• TASK OBJECTIVE:
Your job is to copy the data that follows exactly, every line included.

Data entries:
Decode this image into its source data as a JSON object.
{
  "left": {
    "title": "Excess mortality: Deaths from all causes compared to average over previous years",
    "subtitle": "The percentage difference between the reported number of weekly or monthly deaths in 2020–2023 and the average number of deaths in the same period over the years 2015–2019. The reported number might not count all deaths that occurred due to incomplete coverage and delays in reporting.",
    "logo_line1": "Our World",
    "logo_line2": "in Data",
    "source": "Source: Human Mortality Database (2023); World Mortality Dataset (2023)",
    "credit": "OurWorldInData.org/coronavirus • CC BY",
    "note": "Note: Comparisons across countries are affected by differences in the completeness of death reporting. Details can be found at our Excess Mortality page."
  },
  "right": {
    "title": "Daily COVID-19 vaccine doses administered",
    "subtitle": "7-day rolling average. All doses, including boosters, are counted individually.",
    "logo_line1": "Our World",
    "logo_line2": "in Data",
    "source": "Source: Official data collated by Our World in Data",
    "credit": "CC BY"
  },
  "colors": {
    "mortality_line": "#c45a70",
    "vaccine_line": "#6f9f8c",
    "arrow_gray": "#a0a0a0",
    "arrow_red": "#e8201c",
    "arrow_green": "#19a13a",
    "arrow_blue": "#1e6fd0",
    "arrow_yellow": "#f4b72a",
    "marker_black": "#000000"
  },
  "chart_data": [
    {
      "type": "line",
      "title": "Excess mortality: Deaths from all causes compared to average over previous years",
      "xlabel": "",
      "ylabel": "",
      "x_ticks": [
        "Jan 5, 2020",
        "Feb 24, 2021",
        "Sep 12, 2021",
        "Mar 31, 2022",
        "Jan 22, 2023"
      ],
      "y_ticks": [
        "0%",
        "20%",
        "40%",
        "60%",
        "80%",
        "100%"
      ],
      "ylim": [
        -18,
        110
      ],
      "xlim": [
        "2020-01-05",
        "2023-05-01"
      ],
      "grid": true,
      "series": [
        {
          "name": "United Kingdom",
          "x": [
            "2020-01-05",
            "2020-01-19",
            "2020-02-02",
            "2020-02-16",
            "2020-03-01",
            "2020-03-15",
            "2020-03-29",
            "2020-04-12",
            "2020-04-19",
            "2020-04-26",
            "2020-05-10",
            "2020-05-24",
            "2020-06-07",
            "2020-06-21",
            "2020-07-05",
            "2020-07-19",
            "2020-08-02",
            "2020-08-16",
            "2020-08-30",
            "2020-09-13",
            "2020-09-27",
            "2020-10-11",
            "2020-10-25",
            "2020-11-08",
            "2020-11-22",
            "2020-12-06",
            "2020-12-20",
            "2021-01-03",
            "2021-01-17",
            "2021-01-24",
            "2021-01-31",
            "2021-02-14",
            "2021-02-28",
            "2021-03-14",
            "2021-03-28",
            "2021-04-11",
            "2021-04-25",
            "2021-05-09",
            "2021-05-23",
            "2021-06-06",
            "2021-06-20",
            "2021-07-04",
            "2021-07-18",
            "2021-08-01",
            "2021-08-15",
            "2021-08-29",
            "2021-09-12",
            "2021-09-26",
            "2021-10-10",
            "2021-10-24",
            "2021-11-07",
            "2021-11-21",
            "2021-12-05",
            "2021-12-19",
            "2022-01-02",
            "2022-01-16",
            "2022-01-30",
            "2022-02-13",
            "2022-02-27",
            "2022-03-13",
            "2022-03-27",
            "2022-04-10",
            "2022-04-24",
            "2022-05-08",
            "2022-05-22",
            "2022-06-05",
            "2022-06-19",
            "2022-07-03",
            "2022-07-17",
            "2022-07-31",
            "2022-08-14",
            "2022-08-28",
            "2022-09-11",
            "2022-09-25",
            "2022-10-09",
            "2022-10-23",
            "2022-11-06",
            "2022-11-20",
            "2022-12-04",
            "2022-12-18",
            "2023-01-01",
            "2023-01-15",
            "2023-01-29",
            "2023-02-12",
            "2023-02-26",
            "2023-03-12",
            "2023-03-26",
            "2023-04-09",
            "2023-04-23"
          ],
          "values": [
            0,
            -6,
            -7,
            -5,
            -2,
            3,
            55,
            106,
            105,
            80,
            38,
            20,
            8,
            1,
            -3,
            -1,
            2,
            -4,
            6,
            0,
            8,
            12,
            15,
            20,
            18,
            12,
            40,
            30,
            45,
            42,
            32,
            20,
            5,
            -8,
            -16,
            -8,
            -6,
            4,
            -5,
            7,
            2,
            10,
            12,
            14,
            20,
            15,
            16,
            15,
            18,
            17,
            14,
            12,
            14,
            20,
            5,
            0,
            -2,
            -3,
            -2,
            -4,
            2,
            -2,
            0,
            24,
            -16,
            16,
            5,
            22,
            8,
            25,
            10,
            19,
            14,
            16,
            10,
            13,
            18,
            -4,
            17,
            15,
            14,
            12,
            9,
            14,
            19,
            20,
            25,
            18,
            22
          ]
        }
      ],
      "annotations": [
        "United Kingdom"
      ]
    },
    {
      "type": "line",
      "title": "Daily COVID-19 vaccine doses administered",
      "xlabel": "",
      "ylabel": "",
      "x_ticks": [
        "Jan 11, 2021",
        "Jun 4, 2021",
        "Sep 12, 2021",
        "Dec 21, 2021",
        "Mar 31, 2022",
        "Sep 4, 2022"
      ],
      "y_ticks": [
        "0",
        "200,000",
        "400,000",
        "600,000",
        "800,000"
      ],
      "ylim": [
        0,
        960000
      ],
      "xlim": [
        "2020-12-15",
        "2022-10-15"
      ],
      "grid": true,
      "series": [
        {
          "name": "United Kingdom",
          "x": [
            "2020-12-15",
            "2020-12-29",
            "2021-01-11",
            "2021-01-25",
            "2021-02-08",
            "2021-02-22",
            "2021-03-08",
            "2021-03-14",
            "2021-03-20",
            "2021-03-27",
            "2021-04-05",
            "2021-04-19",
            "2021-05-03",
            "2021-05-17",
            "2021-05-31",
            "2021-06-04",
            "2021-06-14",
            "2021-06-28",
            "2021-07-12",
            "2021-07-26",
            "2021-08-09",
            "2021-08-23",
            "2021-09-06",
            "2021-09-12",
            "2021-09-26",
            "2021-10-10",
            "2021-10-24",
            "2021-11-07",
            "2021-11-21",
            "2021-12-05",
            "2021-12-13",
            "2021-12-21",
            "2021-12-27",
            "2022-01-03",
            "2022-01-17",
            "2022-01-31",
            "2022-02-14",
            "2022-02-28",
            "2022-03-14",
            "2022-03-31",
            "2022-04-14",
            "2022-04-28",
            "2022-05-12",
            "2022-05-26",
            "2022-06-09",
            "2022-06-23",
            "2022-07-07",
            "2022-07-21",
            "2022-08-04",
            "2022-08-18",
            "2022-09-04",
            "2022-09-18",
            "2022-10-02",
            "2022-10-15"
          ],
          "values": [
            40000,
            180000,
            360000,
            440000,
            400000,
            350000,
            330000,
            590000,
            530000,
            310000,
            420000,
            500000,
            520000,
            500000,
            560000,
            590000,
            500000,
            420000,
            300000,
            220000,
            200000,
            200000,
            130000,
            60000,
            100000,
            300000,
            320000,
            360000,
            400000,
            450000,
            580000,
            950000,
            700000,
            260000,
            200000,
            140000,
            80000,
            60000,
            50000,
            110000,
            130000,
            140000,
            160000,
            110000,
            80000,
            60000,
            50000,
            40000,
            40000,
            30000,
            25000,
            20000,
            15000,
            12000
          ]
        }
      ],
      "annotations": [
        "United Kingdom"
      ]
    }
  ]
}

• ANSWER:
Decode this image into its source data as a JSON object.
{
  "left": {
    "title": "Excess mortality: Deaths from all causes compared to average over previous years",
    "subtitle": "The percentage difference between the reported number of weekly or monthly deaths in 2020–2023 and the average number of deaths in the same period over the years 2015–2019. The reported number might not count all deaths that occurred due to incomplete coverage and delays in reporting.",
    "logo_line1": "Our World",
    "logo_line2": "in Data",
    "source": "Source: Human Mortality Database (2023); World Mortality Dataset (2023)",
    "credit": "OurWorldInData.org/coronavirus • CC BY",
    "note": "Note: Comparisons across countries are affected by differences in the completeness of death reporting. Details can be found at our Excess Mortality page."
  },
  "right": {
    "title": "Daily COVID-19 vaccine doses administered",
    "subtitle": "7-day rolling average. All doses, including boosters, are counted individually.",
    "logo_line1": "Our World",
    "logo_line2": "in Data",
    "source": "Source: Official data collated by Our World in Data",
    "credit": "CC BY"
  },
  "colors": {
    "mortality_line": "#c45a70",
    "vaccine_line": "#6f9f8c",
    "arrow_gray": "#a0a0a0",
    "arrow_red": "#e8201c",
    "arrow_green": "#19a13a",
    "arrow_blue": "#1e6fd0",
    "arrow_yellow": "#f4b72a",
    "marker_black": "#000000"
  },
  "chart_data": [
    {
      "type": "line",
      "title": "Excess mortality: Deaths from all causes compared to average over previous years",
      "xlabel": "",
      "ylabel": "",
      "x_ticks": [
        "Jan 5, 2020",
        "Feb 24, 2021",
        "Sep 12, 2021",
        "Mar 31, 2022",
        "Jan 22, 2023"
      ],
      "y_ticks": [
        "0%",
        "20%",
        "40%",
        "60%",
        "80%",
        "100%"
      ],
      "ylim": [
        -18,
        110
      ],
      "xlim": [
        "2020-01-05",
        "2023-05-01"
      ],
      "grid": true,
      "series": [
        {
          "name": "United Kingdom",
          "x": [
            "2020-01-05",
            "2020-01-19",
            "2020-02-02",
            "2020-02-16",
            "2020-03-01",
            "2020-03-15",
            "2020-03-29",
            "2020-04-12",
            "2020-04-19",
            "2020-04-26",
            "2020-05-10",
            "2020-05-24",
            "2020-06-07",
            "2020-06-21",
            "2020-07-05",
            "2020-07-19",
            "2020-08-02",
            "2020-08-16",
            "2020-08-30",
            "2020-09-13",
            "2020-09-27",
            "2020-10-11",
            "2020-10-25",
            "2020-11-08",
            "2020-11-22",
            "2020-12-06",
            "2020-12-20",
            "2021-01-03",
            "2021-01-17",
            "2021-01-24",
            "2021-01-31",
            "2021-02-14",
            "2021-02-28",
            "2021-03-14",
            "2021-03-28",
            "2021-04-11",
            "2021-04-25",
            "2021-05-09",
            "2021-05-23",
            "2021-06-06",
            "2021-06-20",
            "2021-07-04",
            "2021-07-18",
            "2021-08-01",
            "2021-08-15",
            "2021-08-29",
            "2021-09-12",
            "2021-09-26",
            "2021-10-10",
            "2021-10-24",
            "2021-11-07",
            "2021-11-21",
            "2021-12-05",
            "2021-12-19",
            "2022-01-02",
            "2022-01-16",
            "2022-01-30",
            "2022-02-13",
            "2022-02-27",
            "2022-03-13",
            "2022-03-27",
            "2022-04-10",
            "2022-04-24",
            "2022-05-08",
            "2022-05-22",
            "2022-06-05",
            "2022-06-19",
            "2022-07-03",
            "2022-07-17",
            "2022-07-31",
            "2022-08-14",
            "2022-08-28",
            "2022-09-11",
            "2022-09-25",
            "2022-10-09",
            "2022-10-23",
            "2022-11-06",
            "2022-11-20",
            "2022-12-04",
            "2022-12-18",
            "2023-01-01",
            "2023-01-15",
            "2023-01-29",
            "2023-02-12",
            "2023-02-26",
            "2023-03-12",
            "2023-03-26",
            "2023-04-09",
            "2023-04-23"
          ],
          "values": [
            0,
            -6,
            -7,
            -5,
            -2,
            3,
            55,
            106,
            105,
            80,
            38,
            20,
            8,
            1,
            -3,
            -1,
            2,
            -4,
            6,
            0,
            8,
            12,
            15,
            20,
            18,
            12,
            40,
            30,
            45,
            42,
            32,
            20,
            5,
            -8,
            -16,
            -8,
            -6,
            4,
            -5,
            7,
            2,
            10,
            12,
            14,
            20,
            15,
            16,
            15,
            18,
            17,
            14,
            12,
            14,
            20,
            5,
            0,
            -2,
            -3,
            -2,
            -4,
            2,
            -2,
            0,
            24,
            -16,
            16,
            5,
            22,
            8,
            25,
            10,
            19,
            14,
            16,
            10,
            13,
            18,
            -4,
            17,
            15,
            14,
            12,
            9,
            14,
            19,
            20,
            25,
            18,
            22
          ]
        }
      ],
      "annotations": [
        "United Kingdom"
      ]
    },
    {
      "type": "line",
      "title": "Daily COVID-19 vaccine doses administered",
      "xlabel": "",
      "ylabel": "",
      "x_ticks": [
        "Jan 11, 2021",
        "Jun 4, 2021",
        "Sep 12, 2021",
        "Dec 21, 2021",
        "Mar 31, 2022",
        "Sep 4, 2022"
      ],
      "y_ticks": [
        "0",
        "200,000",
        "400,000",
        "600,000",
        "800,000"
      ],
      "ylim": [
        0,
        960000
      ],
      "xlim": [
        "2020-12-15",
        "2022-10-15"
      ],
      "grid": true,
      "series": [
        {
          "name": "United Kingdom",
          "x": [
            "2020-12-15",
            "2020-12-29",
            "2021-01-11",
            "2021-01-25",
            "2021-02-08",
            "2021-02-22",
            "2021-03-08",
            "2021-03-14",
            "2021-03-20",
            "2021-03-27",
            "2021-04-05",
            "2021-04-19",
            "2021-05-03",
            "2021-05-17",
            "2021-05-31",
            "2021-06-04",
            "2021-06-14",
            "2021-06-28",
            "2021-07-12",
            "2021-07-26",
            "2021-08-09",
            "2021-08-23",
            "2021-09-06",
            "2021-09-12",
            "2021-09-26",
            "2021-10-10",
            "2021-10-24",
            "2021-11-07",
            "2021-11-21",
            "2021-12-05",
            "2021-12-13",
            "2021-12-21",
            "2021-12-27",
            "2022-01-03",
            "2022-01-17",
            "2022-01-31",
            "2022-02-14",
            "2022-02-28",
            "2022-03-14",
            "2022-03-31",
            "2022-04-14",
            "2022-04-28",
            "2022-05-12",
            "2022-05-26",
            "2022-06-09",
            "2022-06-23",
            "2022-07-07",
            "2022-07-21",
            "2022-08-04",
            "2022-08-18",
            "2022-09-04",
            "2022-09-18",
            "2022-10-02",
            "2022-10-15"
          ],
          "values": [
            40000,
            180000,
            360000,
            440000,
            400000,
            350000,
            330000,
            590000,
            530000,
            310000,
            420000,
            500000,
            520000,
            500000,
            560000,
            590000,
            500000,
            420000,
            300000,
            220000,
            200000,
            200000,
            130000,
            60000,
            100000,
            300000,
            320000,
            360000,
            400000,
            450000,
            580000,
            950000,
            700000,
            260000,
            200000,
            140000,
            80000,
            60000,
            50000,
            110000,
            130000,
            140000,
            160000,
            110000,
            80000,
            60000,
            50000,
            40000,
            40000,
            30000,
            25000,
            20000,
            15000,
            12000
          ]
        }
      ],
      "annotations": [
        "United Kingdom"
      ]
    }
  ]
}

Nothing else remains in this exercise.